■ **Prompt 1**: In the passage on equestrian events at the 1976 Summer Olympics, condense the paragraph beginning "The Nations Cup was held" into a short bulleted list that keeps its main facts.
■ **Prompt 2**: According to the passage on equestrian events at the 1976 Summer Olympics, how many riders from how many nations rode the Grand Prix dressage test?
■ **Prompt 3**: Carry on the passage on equestrian events at the 1976 Summer Olympics from the point where it stops.

■ **Reading passage**:
___

- Venue: Olympic Equestrian Centre; Olympic Stadium;
- Dates: 23 July – 1 August 1976
- No. of events: 6
- Competitors: 135 from 23 nations

= Equestrian events at the 1976 Summer Olympics =

The equestrian events at the 1976 Summer Olympics in Montreal included show jumping, dressage and eventing. All three disciplines, except for the Nations Cup, were held at the equestrian stadium in Bromont, which had a capacity of 15,000 spectators, and the cross-country and steeplechase were also nearby. Building this stadium provided some headache for the Organizing Committee after the original estimate of 1 million Canadian dollars increased to CAD 4,425.

Poland and Chile were not allowed to ship horses into the host country due to the concern of piroplasmosis, and France and Italy also had to keep some horses home due to veterinary regulations. Overall 23 nations competed: Argentina, Australia, Austria, Belgium, Bolivia, Canada, Denmark, France, Federal Republic of Germany (FRG), Great Britain, Guatemala, Ireland, Italy, Japan, Mexico, Netherlands, Puerto Rico, the Soviet Union, Spain, Sweden, Switzerland, Uruguay, and the US, with the Montreal Games being the first for Guatemala and Puerto Rico in equestrian events.

The 1976 Olympics was also the first Games with a disqualification due to a positive equine drug test, after San Carlos, ridden by Ronald McMahon of Ireland, received treatment following an injury during transport. Although the treatment was needed, the rules did not allow for him to compete.

==Disciplines==

===Show jumping===
Tom Gayford, assisted by Robert Jolicoeur, built the massive courses ridden by 61 riders from 20 countries. All courses were to be ridden at 400 m/min, and had 15 obstacles with 18 jumping efforts, including a 5m water. Round A, 950 meters in length, had verticals up to 1.60 meters and a 2.20 meter wide oxer with a 1.55 meter front rail and a back rail at 1.60 meters. Round B (660 meters) had a narrow 1.70 meter vertical, and the oxers were also raised in height. The final jump off was 470 meters long. Only 39-year-old Alwin Schockemöhle was able to pull off two clear rounds to win gold. The next three highest placed riders had 12 penalties apiece, and they had to jump off for silver and bronze.

The Nations Cup was held in the Olympic Stadium in front of 55,000 spectators, despite a great debate to move it to Bromont after intense rain. However, course dimensions were reduced. Alwin Schockemöhle managed to complete the 2 Nations Cup courses with 4 and 8 penalties respectively, helping Germany finish with team silver.

===Dressage===
The 10-minute Grand Prix dressage test was ridden by 27 riders from 11 nations. The Grand Prix awarded up to 500 points per judge—2500 points total—with Christine Stückelberger winning the test on Granat with 1869 points (74.7%). The top 12 riders from the Grand Prix competed in a second test, the Grand Prix Special. The Special, with an 8-minute 45 second time allowed, was also won by Granat with 1486 out of 1950 possible points (76.2%), earning Stückelberger the individual gold medal. They finished 51 points ahead of silver medal winner Harry Boldt and Woycek, who was 40 points ahead of the bronze medal winners, Reiner Klimke riding Mehmed.

___

■ **Stored data**:
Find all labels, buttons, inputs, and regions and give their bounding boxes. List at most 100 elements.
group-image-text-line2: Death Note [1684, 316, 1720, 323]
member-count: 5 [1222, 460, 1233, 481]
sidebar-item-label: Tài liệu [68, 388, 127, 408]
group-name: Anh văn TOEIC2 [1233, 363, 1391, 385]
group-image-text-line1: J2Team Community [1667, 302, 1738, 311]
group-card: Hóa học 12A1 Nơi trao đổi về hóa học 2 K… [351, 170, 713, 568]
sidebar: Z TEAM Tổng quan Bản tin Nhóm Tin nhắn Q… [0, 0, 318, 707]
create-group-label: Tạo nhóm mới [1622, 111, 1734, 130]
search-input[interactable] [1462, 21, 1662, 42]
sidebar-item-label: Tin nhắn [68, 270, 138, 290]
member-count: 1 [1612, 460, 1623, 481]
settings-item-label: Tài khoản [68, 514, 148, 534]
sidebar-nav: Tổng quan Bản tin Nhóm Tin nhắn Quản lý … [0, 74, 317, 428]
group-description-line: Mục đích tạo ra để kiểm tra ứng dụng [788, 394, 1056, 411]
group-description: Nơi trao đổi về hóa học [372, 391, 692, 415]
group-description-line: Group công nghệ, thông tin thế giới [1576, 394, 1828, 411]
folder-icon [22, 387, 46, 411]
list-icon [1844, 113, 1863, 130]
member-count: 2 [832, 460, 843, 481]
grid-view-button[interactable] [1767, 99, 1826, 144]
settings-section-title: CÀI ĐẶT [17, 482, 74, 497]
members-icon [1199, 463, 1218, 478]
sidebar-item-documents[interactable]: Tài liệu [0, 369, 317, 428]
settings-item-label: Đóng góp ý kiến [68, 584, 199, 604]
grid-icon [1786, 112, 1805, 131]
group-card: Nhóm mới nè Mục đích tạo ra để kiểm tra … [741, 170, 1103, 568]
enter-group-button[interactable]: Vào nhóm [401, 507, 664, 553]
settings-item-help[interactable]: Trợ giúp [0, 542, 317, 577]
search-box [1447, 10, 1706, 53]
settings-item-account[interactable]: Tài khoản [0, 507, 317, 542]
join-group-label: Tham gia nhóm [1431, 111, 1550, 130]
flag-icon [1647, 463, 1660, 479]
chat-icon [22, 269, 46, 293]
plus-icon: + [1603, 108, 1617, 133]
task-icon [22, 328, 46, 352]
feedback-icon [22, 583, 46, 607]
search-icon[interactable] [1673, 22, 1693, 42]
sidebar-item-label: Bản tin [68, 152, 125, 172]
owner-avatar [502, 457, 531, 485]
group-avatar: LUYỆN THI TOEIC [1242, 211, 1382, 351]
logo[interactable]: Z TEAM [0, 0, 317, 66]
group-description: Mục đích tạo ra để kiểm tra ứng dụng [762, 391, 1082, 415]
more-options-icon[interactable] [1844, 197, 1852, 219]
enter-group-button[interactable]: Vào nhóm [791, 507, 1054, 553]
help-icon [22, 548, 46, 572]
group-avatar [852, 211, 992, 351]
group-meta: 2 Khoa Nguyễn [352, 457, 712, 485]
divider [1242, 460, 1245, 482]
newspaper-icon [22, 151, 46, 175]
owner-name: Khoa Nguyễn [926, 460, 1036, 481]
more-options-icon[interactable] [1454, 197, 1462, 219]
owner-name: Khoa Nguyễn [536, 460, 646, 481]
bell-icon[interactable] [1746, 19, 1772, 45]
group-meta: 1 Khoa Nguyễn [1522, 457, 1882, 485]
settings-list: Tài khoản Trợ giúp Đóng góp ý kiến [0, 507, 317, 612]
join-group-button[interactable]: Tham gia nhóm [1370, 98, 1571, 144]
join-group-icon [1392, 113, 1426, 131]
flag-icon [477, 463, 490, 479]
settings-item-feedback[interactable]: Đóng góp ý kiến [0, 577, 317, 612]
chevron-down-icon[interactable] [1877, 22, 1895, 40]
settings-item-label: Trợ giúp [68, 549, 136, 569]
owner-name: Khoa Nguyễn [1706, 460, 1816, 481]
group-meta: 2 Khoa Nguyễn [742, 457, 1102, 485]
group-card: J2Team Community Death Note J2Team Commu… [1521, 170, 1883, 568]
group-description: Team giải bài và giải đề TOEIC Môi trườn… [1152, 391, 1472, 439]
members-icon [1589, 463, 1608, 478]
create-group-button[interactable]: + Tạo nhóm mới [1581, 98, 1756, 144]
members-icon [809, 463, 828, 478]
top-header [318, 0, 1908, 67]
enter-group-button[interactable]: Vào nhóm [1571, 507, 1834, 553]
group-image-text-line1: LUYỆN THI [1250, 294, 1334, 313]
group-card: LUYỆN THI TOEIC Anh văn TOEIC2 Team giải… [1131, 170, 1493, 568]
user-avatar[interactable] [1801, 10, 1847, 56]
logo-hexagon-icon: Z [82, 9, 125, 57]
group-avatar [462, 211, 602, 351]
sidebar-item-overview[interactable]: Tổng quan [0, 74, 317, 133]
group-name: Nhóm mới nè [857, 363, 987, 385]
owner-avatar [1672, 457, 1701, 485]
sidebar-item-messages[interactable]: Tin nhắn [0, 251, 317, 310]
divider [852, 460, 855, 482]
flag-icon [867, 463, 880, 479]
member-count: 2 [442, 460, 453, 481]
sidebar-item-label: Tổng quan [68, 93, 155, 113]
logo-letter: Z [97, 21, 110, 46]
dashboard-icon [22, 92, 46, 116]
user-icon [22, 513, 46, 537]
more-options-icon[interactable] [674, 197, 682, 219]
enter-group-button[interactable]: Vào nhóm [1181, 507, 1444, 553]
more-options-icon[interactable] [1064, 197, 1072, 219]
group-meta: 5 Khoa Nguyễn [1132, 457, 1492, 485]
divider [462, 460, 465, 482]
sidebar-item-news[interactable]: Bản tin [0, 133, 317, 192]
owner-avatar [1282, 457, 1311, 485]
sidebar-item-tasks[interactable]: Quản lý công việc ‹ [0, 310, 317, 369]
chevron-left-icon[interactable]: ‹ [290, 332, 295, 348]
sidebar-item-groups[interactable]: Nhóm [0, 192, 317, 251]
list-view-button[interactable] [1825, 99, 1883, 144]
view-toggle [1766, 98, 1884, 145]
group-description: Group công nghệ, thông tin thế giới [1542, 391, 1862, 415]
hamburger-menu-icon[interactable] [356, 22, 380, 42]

___

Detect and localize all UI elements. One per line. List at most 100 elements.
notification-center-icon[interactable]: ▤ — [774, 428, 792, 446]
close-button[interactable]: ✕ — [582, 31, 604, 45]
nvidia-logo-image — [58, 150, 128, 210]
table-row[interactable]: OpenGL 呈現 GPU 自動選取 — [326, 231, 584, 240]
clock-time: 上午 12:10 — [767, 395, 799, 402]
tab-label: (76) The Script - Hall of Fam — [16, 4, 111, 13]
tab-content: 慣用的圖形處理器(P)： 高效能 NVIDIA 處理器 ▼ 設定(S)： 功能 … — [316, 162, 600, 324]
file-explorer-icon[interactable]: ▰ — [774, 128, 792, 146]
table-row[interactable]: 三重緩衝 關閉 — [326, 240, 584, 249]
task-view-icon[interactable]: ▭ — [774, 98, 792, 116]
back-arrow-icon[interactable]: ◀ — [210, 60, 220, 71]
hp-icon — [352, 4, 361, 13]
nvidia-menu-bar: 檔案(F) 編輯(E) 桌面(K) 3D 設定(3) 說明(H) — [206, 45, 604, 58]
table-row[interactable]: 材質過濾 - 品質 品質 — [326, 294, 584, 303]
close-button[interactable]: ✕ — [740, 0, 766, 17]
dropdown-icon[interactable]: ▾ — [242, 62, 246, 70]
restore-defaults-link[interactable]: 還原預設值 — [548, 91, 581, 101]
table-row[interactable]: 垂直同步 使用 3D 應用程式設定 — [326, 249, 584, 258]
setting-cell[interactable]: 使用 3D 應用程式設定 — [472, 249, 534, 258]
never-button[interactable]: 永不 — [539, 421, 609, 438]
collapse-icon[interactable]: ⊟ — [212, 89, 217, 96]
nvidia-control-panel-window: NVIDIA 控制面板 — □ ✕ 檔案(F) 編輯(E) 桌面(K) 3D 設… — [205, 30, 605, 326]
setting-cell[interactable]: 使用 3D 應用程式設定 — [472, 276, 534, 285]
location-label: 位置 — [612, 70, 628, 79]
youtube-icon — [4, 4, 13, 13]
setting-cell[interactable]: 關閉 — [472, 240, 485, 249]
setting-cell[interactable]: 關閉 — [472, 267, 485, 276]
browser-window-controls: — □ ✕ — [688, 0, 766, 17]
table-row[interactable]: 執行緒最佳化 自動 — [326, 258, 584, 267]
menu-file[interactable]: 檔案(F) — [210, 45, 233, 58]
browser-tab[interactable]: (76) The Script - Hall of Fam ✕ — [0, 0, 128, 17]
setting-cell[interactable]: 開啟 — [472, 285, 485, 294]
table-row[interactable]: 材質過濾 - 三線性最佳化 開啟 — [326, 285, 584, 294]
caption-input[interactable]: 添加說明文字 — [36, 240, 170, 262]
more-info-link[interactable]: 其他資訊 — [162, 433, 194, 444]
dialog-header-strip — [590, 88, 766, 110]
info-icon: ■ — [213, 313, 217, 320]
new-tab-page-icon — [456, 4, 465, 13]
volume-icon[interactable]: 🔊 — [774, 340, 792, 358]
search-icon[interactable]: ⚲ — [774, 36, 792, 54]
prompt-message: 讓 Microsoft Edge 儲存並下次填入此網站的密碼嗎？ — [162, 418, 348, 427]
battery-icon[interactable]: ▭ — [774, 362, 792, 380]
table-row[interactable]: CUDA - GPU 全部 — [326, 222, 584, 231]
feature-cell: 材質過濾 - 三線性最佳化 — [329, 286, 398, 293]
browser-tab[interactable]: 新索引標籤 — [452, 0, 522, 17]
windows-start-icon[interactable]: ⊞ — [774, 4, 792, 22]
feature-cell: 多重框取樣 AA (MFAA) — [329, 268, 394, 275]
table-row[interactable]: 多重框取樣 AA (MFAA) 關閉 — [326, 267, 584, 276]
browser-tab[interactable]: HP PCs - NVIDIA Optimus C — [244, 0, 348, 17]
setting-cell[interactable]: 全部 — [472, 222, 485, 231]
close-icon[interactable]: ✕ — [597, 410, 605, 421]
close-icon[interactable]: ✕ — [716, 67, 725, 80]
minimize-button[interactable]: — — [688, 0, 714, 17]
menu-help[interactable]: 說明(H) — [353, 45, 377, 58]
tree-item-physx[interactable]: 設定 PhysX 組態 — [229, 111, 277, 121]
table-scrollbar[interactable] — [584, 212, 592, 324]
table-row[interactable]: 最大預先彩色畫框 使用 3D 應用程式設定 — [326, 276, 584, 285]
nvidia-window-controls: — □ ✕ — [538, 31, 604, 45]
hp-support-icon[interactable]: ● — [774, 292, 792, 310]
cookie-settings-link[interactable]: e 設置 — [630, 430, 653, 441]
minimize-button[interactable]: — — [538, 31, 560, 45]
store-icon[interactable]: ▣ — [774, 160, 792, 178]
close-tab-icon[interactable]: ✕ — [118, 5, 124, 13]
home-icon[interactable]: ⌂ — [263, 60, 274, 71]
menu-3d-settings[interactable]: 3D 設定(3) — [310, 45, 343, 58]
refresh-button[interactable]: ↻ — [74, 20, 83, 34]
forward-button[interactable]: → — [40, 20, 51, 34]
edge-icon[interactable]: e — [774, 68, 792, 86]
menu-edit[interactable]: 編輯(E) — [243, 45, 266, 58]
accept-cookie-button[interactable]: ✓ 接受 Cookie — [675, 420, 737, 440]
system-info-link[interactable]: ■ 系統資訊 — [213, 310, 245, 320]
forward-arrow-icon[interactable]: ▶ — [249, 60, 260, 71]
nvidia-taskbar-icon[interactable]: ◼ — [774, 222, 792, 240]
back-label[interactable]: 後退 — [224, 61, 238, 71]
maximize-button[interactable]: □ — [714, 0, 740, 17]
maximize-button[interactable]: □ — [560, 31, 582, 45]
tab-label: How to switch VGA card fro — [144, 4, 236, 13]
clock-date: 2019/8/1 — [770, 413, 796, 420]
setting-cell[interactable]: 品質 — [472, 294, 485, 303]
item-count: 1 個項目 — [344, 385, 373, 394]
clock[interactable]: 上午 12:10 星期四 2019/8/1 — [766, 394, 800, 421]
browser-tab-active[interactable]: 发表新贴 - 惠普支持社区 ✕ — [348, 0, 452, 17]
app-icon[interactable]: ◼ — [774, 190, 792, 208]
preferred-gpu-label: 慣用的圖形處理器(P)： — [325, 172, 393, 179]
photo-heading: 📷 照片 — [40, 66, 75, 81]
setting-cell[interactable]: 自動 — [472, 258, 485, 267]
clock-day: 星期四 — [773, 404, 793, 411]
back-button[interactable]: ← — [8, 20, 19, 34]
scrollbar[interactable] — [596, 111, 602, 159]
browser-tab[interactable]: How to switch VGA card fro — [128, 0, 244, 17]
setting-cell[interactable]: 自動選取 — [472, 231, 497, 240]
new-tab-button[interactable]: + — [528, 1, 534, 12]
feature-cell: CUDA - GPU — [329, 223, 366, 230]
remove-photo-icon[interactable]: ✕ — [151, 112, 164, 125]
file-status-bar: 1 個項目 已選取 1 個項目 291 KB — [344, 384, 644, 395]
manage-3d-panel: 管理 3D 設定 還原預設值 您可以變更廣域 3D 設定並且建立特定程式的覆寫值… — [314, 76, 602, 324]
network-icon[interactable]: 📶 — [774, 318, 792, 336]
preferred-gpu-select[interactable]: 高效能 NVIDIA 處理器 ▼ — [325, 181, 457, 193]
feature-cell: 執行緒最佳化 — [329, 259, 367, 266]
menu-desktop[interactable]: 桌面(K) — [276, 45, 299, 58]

___

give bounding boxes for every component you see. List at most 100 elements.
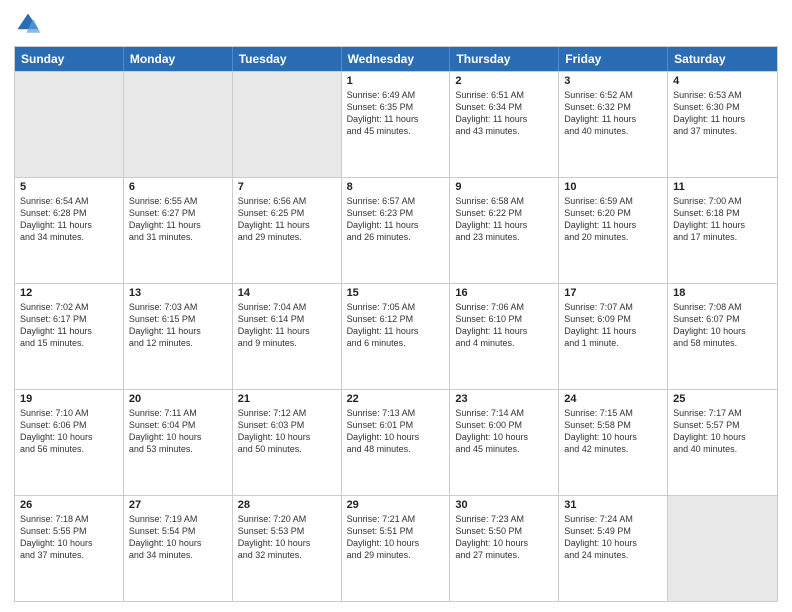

___

■ **Task result 1**:
- Held in the Olympic Stadium before 55,000 spectators
- Stayed there despite a great debate over moving it to Bromont after intense rain
- Course dimensions were reduced
- Alwin Schockemöhle completed the two courses with 4 and 8 penalties, helping Germany win team silver

■ **Task result 2**: 27 riders from 11 nations.

■ **Task result 3**:
The favorites for the team competition were Germany, Switzerland, and the Soviet Union to medal, but the US managed to clinch the bronze ahead of the USSR for their first dressage medal since the 1948 Games.

===Eventing===
49 riders from 13 countries competed, including Princess Anne from Great Britain, becoming the first member of the British Royal Family to have participated in the Olympic games. There were also several sets of family members: Guatemala had a mother and daughter pair competing on their team (Rita and Silvia de Luna), while Australia had a father and son (Bill and Wayne Roycroft). The cross-country course designer, Barbara Kemp, was the first woman to design an Olympic equestrian course. It wouldn't be until 1996 when show jumping would have its first woman course designer with Linda Allen. The endurance day track was 27,465 meters in length, of which 7,695 meters was a 36-obstacle cross-country course. The track was very varied, traveling over meadows (2300 meters), gravel roads (1300 meters), through the woods (900 meters) as well as a manicured golf course (3200 meters).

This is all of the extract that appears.